Input material:
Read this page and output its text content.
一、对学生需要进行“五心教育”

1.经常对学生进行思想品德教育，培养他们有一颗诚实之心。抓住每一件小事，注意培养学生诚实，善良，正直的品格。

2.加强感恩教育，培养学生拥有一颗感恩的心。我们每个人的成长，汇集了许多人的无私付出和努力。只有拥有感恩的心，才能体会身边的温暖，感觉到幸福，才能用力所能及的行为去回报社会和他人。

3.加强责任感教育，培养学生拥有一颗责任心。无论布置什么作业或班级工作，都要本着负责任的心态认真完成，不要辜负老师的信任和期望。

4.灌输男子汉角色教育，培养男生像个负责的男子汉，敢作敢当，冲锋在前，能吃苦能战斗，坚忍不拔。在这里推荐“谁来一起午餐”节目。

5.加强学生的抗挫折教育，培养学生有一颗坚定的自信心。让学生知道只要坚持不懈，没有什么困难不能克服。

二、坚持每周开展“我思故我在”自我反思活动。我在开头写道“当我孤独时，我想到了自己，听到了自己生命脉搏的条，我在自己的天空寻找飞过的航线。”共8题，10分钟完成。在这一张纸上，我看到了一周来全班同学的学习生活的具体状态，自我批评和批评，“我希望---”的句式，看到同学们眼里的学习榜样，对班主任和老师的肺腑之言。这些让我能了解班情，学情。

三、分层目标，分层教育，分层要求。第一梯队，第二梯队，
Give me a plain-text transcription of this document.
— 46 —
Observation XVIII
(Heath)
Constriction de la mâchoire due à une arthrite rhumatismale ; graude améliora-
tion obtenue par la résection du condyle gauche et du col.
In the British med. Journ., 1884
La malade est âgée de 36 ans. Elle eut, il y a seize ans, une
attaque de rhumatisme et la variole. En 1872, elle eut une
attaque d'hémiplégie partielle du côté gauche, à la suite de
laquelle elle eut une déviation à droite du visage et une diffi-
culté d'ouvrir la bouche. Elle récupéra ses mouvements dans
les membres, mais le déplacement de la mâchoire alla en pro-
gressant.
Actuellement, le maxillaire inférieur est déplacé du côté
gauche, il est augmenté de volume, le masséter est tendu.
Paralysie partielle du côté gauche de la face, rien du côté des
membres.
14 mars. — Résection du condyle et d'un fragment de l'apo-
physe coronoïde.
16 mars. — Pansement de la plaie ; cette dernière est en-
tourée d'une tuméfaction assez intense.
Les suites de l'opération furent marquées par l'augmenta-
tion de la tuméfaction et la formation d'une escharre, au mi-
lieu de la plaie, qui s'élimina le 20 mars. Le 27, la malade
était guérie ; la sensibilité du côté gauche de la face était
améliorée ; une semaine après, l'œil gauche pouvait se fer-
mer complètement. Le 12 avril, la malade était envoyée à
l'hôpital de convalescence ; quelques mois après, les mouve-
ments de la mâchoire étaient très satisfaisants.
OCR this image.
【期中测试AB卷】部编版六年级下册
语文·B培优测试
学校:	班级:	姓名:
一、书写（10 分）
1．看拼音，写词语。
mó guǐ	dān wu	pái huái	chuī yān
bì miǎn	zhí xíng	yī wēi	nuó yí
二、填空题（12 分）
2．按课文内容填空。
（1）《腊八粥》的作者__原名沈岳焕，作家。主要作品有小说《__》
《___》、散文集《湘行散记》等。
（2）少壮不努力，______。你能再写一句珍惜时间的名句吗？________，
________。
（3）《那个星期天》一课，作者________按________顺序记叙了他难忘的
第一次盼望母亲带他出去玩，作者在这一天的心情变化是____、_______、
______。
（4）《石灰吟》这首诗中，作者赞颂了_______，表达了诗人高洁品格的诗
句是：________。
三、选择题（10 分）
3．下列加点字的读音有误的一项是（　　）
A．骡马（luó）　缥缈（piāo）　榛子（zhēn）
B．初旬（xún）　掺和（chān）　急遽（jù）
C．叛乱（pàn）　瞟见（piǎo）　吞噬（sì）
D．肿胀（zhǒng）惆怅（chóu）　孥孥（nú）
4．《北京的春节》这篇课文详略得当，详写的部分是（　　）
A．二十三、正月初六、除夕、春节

Required work:
Through the last line of the entries above, beginning at the line containing "OCR this image.", transcribe each line exactly, both ends included and nothing more.

Task result:
OCR this image.
【期中测试AB卷】部编版六年级下册
语文·B培优测试
学校:	班级:	姓名:
一、书写（10 分）
1．看拼音，写词语。
mó guǐ	dān wu	pái huái	chuī yān
bì miǎn	zhí xíng	yī wēi	nuó yí
二、填空题（12 分）
2．按课文内容填空。
（1）《腊八粥》的作者__原名沈岳焕，作家。主要作品有小说《__》
《___》、散文集《湘行散记》等。
（2）少壮不努力，______。你能再写一句珍惜时间的名句吗？________，
________。
（3）《那个星期天》一课，作者________按________顺序记叙了他难忘的
第一次盼望母亲带他出去玩，作者在这一天的心情变化是____、_______、
______。
（4）《石灰吟》这首诗中，作者赞颂了_______，表达了诗人高洁品格的诗
句是：________。
三、选择题（10 分）
3．下列加点字的读音有误的一项是（　　）
A．骡马（luó）　缥缈（piāo）　榛子（zhēn）
B．初旬（xún）　掺和（chān）　急遽（jù）
C．叛乱（pàn）　瞟见（piǎo）　吞噬（sì）
D．肿胀（zhǒng）惆怅（chóu）　孥孥（nú）
4．《北京的春节》这篇课文详略得当，详写的部分是（　　）
A．二十三、正月初六、除夕、春节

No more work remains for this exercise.